— Begin —

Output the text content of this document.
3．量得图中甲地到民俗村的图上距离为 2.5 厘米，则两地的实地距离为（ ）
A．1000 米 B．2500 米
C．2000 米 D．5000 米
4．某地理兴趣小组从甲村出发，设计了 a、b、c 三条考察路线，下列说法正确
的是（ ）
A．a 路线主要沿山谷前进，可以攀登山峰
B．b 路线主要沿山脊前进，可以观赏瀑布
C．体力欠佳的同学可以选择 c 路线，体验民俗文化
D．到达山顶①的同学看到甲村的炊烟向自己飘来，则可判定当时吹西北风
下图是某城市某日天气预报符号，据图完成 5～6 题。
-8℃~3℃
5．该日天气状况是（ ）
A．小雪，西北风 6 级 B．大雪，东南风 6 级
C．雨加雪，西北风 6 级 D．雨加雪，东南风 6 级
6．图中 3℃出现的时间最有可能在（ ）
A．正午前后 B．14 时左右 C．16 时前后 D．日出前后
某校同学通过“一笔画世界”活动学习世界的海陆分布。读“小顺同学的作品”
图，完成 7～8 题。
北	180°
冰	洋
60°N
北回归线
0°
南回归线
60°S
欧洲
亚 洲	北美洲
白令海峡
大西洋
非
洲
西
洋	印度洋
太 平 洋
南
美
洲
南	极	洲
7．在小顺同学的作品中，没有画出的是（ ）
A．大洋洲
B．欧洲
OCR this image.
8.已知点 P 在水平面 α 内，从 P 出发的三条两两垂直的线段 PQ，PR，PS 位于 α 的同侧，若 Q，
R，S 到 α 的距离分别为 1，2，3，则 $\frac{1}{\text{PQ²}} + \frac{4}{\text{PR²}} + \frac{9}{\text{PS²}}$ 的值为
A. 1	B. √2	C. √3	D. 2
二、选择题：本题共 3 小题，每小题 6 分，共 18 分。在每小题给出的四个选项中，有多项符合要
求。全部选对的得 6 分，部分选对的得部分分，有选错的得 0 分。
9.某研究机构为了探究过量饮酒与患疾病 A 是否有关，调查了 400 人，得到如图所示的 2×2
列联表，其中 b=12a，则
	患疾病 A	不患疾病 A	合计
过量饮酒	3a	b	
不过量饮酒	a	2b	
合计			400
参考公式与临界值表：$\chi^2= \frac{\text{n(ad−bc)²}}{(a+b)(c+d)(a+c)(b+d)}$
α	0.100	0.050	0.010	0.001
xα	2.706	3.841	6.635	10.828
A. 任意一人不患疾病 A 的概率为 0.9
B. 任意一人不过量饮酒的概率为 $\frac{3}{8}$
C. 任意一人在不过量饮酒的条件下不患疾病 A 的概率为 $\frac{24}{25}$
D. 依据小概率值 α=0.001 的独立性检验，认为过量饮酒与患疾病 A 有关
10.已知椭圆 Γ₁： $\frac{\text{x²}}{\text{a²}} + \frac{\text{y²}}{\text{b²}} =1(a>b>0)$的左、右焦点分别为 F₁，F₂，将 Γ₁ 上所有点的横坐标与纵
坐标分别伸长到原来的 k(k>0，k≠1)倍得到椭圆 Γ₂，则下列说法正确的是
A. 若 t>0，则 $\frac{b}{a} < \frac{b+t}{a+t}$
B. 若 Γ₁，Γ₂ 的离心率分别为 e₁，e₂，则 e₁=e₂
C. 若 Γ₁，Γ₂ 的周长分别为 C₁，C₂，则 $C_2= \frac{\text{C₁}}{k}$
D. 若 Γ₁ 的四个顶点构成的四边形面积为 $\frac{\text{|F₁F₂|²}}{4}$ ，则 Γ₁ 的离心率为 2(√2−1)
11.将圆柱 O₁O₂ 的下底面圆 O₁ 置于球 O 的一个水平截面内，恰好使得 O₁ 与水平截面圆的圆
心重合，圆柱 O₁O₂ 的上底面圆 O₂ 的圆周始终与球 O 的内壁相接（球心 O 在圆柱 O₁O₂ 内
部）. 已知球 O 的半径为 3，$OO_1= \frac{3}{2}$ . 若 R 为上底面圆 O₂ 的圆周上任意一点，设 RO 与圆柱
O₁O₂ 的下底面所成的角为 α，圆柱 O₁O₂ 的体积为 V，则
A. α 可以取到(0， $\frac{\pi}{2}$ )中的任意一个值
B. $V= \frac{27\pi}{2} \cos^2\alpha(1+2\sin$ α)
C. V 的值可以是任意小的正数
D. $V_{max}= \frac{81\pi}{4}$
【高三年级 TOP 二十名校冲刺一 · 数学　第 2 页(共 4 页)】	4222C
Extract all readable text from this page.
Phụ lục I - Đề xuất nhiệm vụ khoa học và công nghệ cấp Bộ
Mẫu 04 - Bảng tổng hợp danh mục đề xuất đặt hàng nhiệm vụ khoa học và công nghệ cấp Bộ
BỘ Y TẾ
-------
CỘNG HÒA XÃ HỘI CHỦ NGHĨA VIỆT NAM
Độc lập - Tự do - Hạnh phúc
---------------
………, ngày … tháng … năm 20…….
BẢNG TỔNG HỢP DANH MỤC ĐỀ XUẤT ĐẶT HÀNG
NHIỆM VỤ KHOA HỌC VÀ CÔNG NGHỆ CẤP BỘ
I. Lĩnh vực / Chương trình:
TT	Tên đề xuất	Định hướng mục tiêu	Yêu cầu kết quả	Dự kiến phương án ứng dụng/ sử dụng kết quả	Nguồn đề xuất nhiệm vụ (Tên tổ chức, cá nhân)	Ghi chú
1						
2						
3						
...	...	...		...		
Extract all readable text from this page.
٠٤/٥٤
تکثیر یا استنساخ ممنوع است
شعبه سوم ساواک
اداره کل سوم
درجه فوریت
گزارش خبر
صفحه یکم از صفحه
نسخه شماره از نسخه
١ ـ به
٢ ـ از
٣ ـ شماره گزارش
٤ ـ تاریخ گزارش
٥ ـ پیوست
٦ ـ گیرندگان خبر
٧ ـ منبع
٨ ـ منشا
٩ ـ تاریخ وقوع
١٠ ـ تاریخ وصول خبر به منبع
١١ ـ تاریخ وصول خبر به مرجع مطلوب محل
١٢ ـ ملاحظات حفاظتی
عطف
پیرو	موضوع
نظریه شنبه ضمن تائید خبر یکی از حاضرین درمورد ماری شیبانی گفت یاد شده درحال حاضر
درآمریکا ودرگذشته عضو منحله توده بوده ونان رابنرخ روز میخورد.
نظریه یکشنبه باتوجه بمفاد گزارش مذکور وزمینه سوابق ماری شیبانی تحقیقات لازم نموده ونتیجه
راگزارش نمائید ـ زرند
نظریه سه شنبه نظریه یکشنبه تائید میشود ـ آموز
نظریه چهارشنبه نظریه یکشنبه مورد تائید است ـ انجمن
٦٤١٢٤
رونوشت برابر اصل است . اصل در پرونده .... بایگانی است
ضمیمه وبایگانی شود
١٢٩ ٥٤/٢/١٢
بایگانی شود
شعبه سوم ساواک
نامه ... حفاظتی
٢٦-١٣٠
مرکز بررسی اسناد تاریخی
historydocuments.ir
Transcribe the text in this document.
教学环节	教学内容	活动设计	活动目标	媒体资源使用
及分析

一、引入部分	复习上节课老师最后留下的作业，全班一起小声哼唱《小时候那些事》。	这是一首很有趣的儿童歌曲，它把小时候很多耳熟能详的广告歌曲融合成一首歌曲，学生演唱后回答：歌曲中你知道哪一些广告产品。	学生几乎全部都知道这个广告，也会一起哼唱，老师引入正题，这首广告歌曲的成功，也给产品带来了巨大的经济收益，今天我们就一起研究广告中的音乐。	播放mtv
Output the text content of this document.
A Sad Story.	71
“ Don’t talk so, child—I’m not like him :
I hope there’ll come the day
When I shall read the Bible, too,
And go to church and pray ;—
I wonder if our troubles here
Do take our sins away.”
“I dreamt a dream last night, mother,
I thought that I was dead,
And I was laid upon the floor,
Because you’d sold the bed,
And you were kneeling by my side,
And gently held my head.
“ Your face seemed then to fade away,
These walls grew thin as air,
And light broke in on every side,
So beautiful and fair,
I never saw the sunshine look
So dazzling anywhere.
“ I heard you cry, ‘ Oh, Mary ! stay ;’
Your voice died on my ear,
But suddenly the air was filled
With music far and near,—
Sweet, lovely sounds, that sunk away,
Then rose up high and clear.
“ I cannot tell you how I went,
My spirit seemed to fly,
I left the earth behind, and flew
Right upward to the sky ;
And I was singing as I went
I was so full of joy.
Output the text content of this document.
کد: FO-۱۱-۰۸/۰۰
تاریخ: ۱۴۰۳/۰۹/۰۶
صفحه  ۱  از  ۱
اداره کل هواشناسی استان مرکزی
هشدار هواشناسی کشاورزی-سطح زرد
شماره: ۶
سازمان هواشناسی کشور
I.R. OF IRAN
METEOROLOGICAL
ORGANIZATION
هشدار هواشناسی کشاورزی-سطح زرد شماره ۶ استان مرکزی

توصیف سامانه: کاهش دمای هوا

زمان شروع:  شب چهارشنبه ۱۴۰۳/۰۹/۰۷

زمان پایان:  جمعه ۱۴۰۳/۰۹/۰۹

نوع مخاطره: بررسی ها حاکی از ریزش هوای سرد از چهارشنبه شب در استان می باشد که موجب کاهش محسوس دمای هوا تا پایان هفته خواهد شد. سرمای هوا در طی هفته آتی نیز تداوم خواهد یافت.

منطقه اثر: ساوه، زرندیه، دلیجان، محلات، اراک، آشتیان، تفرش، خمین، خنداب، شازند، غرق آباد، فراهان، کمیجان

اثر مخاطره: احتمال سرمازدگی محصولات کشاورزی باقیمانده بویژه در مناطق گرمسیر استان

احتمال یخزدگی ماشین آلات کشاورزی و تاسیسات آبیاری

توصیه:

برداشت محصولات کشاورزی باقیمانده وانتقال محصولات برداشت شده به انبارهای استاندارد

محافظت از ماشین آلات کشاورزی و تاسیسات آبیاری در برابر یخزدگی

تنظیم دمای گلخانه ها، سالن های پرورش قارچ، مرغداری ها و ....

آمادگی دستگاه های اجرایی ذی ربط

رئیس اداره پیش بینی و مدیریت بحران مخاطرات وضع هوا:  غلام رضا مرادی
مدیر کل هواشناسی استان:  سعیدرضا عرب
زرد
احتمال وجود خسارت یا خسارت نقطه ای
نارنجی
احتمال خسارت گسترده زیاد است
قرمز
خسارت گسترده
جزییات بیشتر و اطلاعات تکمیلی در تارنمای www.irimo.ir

— End —

> [Task goal]:
Identify and copy all lines with the word "گسترده".

> [Solution for this problem]:
احتمال خسارت گسترده زیاد است
خسارت گسترده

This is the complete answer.